Set problem
Pick out every line of the entries below where "this" occurs, and copy those lines.

-- begin Entries shown --

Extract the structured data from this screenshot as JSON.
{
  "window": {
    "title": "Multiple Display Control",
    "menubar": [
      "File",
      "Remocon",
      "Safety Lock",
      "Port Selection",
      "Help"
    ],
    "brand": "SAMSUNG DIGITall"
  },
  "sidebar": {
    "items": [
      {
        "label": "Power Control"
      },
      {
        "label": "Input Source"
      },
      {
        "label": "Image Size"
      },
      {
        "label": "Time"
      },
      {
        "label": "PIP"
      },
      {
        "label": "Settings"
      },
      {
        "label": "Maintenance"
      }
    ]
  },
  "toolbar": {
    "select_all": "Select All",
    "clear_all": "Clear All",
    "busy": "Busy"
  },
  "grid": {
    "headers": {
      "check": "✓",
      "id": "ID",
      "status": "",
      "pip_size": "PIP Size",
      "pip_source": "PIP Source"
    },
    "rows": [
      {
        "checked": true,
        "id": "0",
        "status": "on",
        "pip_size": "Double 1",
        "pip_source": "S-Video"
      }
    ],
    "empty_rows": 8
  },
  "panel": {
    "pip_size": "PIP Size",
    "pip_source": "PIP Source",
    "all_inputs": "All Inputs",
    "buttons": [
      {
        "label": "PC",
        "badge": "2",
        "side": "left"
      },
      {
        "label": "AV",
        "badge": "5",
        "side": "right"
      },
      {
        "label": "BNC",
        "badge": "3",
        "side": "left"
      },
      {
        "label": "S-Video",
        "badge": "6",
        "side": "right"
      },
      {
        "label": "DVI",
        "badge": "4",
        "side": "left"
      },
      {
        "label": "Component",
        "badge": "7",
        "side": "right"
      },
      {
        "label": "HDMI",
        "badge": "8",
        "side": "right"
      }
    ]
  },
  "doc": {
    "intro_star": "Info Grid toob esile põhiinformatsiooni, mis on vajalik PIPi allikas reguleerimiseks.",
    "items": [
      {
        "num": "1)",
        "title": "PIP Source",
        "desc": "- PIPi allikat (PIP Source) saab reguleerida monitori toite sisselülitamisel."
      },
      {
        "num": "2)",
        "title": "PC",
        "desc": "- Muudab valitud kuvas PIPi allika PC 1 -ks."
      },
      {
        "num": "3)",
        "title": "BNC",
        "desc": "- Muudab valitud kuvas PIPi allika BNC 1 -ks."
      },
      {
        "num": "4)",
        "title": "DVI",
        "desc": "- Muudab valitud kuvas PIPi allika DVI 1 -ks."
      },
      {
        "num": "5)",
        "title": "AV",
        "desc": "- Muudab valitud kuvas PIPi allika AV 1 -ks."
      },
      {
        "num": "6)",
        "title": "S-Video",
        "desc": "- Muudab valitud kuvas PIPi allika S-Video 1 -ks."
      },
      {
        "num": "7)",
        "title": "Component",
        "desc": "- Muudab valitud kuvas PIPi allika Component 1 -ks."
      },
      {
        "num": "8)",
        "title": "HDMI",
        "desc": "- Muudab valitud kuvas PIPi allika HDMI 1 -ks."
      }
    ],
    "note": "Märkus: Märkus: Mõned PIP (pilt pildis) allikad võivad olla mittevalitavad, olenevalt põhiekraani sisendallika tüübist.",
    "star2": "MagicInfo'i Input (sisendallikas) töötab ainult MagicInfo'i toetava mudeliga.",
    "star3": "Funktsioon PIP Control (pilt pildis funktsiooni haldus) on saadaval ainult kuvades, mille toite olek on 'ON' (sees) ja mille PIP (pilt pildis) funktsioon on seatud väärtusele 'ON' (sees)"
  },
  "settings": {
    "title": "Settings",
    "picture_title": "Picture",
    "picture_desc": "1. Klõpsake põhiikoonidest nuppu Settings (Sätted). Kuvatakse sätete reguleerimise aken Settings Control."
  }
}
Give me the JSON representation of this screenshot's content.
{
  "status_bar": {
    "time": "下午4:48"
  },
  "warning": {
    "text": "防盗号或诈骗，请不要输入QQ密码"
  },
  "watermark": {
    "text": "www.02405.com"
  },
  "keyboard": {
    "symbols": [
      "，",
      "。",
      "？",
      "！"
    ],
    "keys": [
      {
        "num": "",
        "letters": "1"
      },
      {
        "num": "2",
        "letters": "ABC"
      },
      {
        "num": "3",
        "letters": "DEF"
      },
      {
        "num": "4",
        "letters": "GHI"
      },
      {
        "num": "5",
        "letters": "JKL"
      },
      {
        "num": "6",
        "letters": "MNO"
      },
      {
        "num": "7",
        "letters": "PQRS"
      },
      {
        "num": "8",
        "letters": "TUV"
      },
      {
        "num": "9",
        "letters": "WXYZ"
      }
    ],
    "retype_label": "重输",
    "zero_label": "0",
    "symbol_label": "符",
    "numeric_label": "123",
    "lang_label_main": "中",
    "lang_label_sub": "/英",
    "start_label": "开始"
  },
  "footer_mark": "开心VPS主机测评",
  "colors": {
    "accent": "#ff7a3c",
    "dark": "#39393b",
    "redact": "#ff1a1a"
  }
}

-- end Entries shown --

Problem solution
Extract the structured data from this screenshot as JSON.
Give me the JSON representation of this screenshot's content.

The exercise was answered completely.